*GIVEN PROBLEM*: Copy out all of the material, matching it word for word.

*RECORDS FOR THE EXERCISE*:
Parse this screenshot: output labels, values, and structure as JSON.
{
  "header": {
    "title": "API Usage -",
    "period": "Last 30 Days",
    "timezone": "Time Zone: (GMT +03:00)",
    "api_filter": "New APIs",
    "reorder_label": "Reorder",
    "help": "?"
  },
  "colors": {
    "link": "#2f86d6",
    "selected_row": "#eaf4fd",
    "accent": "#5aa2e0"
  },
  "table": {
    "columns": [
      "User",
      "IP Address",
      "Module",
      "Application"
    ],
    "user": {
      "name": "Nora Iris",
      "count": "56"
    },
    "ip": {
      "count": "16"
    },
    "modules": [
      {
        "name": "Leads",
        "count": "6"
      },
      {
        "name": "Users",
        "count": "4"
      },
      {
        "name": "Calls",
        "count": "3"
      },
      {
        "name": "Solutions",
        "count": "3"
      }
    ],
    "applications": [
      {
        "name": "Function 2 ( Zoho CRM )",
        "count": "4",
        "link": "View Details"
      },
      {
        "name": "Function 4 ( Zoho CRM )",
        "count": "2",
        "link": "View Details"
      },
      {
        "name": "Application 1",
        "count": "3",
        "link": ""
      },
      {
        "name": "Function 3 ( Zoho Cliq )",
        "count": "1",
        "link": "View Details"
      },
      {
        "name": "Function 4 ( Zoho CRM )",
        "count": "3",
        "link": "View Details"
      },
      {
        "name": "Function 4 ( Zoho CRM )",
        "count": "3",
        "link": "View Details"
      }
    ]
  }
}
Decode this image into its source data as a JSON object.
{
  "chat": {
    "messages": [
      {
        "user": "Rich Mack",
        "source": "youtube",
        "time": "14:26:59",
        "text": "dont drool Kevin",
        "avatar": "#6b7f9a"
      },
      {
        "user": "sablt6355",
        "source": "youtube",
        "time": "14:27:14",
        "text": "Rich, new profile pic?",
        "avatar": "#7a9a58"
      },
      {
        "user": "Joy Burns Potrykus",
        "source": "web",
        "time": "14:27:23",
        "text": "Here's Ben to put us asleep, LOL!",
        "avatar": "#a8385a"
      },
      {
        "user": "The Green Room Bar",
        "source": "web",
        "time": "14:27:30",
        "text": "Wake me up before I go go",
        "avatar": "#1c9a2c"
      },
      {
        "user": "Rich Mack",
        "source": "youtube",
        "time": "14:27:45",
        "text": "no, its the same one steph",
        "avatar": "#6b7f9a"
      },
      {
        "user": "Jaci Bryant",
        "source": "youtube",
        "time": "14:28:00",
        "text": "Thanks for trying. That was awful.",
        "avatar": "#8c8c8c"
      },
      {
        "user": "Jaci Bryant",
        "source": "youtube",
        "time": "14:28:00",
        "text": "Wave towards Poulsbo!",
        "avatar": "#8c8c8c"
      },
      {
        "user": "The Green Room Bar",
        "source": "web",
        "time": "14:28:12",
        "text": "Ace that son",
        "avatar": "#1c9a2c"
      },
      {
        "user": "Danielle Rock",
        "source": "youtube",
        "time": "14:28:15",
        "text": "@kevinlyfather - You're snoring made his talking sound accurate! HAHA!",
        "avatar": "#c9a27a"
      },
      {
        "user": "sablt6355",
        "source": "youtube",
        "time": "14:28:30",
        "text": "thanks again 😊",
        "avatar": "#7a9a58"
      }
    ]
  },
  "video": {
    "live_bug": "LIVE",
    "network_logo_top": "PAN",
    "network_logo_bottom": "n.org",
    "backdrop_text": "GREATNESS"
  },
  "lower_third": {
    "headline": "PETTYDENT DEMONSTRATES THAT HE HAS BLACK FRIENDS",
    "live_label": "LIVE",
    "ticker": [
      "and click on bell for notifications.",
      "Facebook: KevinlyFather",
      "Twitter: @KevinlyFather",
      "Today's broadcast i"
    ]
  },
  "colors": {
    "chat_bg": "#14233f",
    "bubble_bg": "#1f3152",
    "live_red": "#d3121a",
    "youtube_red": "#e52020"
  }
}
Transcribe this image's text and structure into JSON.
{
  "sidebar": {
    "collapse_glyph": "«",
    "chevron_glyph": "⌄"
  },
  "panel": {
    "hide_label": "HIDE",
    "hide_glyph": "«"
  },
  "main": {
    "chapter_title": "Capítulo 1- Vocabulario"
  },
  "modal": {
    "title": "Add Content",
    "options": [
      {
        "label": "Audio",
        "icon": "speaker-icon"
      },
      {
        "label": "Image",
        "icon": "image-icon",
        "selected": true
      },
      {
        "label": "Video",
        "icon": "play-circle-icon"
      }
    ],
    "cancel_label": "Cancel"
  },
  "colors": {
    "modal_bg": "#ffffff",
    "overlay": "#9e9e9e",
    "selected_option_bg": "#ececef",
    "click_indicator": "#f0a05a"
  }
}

*ANSWER*:
Parse this screenshot: output labels, values, and structure as JSON.
{
  "header": {
    "title": "API Usage -",
    "period": "Last 30 Days",
    "timezone": "Time Zone: (GMT +03:00)",
    "api_filter": "New APIs",
    "reorder_label": "Reorder",
    "help": "?"
  },
  "colors": {
    "link": "#2f86d6",
    "selected_row": "#eaf4fd",
    "accent": "#5aa2e0"
  },
  "table": {
    "columns": [
      "User",
      "IP Address",
      "Module",
      "Application"
    ],
    "user": {
      "name": "Nora Iris",
      "count": "56"
    },
    "ip": {
      "count": "16"
    },
    "modules": [
      {
        "name": "Leads",
        "count": "6"
      },
      {
        "name": "Users",
        "count": "4"
      },
      {
        "name": "Calls",
        "count": "3"
      },
      {
        "name": "Solutions",
        "count": "3"
      }
    ],
    "applications": [
      {
        "name": "Function 2 ( Zoho CRM )",
        "count": "4",
        "link": "View Details"
      },
      {
        "name": "Function 4 ( Zoho CRM )",
        "count": "2",
        "link": "View Details"
      },
      {
        "name": "Application 1",
        "count": "3",
        "link": ""
      },
      {
        "name": "Function 3 ( Zoho Cliq )",
        "count": "1",
        "link": "View Details"
      },
      {
        "name": "Function 4 ( Zoho CRM )",
        "count": "3",
        "link": "View Details"
      },
      {
        "name": "Function 4 ( Zoho CRM )",
        "count": "3",
        "link": "View Details"
      }
    ]
  }
}
Decode this image into its source data as a JSON object.
{
  "chat": {
    "messages": [
      {
        "user": "Rich Mack",
        "source": "youtube",
        "time": "14:26:59",
        "text": "dont drool Kevin",
        "avatar": "#6b7f9a"
      },
      {
        "user": "sablt6355",
        "source": "youtube",
        "time": "14:27:14",
        "text": "Rich, new profile pic?",
        "avatar": "#7a9a58"
      },
      {
        "user": "Joy Burns Potrykus",
        "source": "web",
        "time": "14:27:23",
        "text": "Here's Ben to put us asleep, LOL!",
        "avatar": "#a8385a"
      },
      {
        "user": "The Green Room Bar",
        "source": "web",
        "time": "14:27:30",
        "text": "Wake me up before I go go",
        "avatar": "#1c9a2c"
      },
      {
        "user": "Rich Mack",
        "source": "youtube",
        "time": "14:27:45",
        "text": "no, its the same one steph",
        "avatar": "#6b7f9a"
      },
      {
        "user": "Jaci Bryant",
        "source": "youtube",
        "time": "14:28:00",
        "text": "Thanks for trying. That was awful.",
        "avatar": "#8c8c8c"
      },
      {
        "user": "Jaci Bryant",
        "source": "youtube",
        "time": "14:28:00",
        "text": "Wave towards Poulsbo!",
        "avatar": "#8c8c8c"
      },
      {
        "user": "The Green Room Bar",
        "source": "web",
        "time": "14:28:12",
        "text": "Ace that son",
        "avatar": "#1c9a2c"
      },
      {
        "user": "Danielle Rock",
        "source": "youtube",
        "time": "14:28:15",
        "text": "@kevinlyfather - You're snoring made his talking sound accurate! HAHA!",
        "avatar": "#c9a27a"
      },
      {
        "user": "sablt6355",
        "source": "youtube",
        "time": "14:28:30",
        "text": "thanks again 😊",
        "avatar": "#7a9a58"
      }
    ]
  },
  "video": {
    "live_bug": "LIVE",
    "network_logo_top": "PAN",
    "network_logo_bottom": "n.org",
    "backdrop_text": "GREATNESS"
  },
  "lower_third": {
    "headline": "PETTYDENT DEMONSTRATES THAT HE HAS BLACK FRIENDS",
    "live_label": "LIVE",
    "ticker": [
      "and click on bell for notifications.",
      "Facebook: KevinlyFather",
      "Twitter: @KevinlyFather",
      "Today's broadcast i"
    ]
  },
  "colors": {
    "chat_bg": "#14233f",
    "bubble_bg": "#1f3152",
    "live_red": "#d3121a",
    "youtube_red": "#e52020"
  }
}
Transcribe this image's text and structure into JSON.
{
  "sidebar": {
    "collapse_glyph": "«",
    "chevron_glyph": "⌄"
  },
  "panel": {
    "hide_label": "HIDE",
    "hide_glyph": "«"
  },
  "main": {
    "chapter_title": "Capítulo 1- Vocabulario"
  },
  "modal": {
    "title": "Add Content",
    "options": [
      {
        "label": "Audio",
        "icon": "speaker-icon"
      },
      {
        "label": "Image",
        "icon": "image-icon",
        "selected": true
      },
      {
        "label": "Video",
        "icon": "play-circle-icon"
      }
    ],
    "cancel_label": "Cancel"
  },
  "colors": {
    "modal_bg": "#ffffff",
    "overlay": "#9e9e9e",
    "selected_option_bg": "#ececef",
    "click_indicator": "#f0a05a"
  }
}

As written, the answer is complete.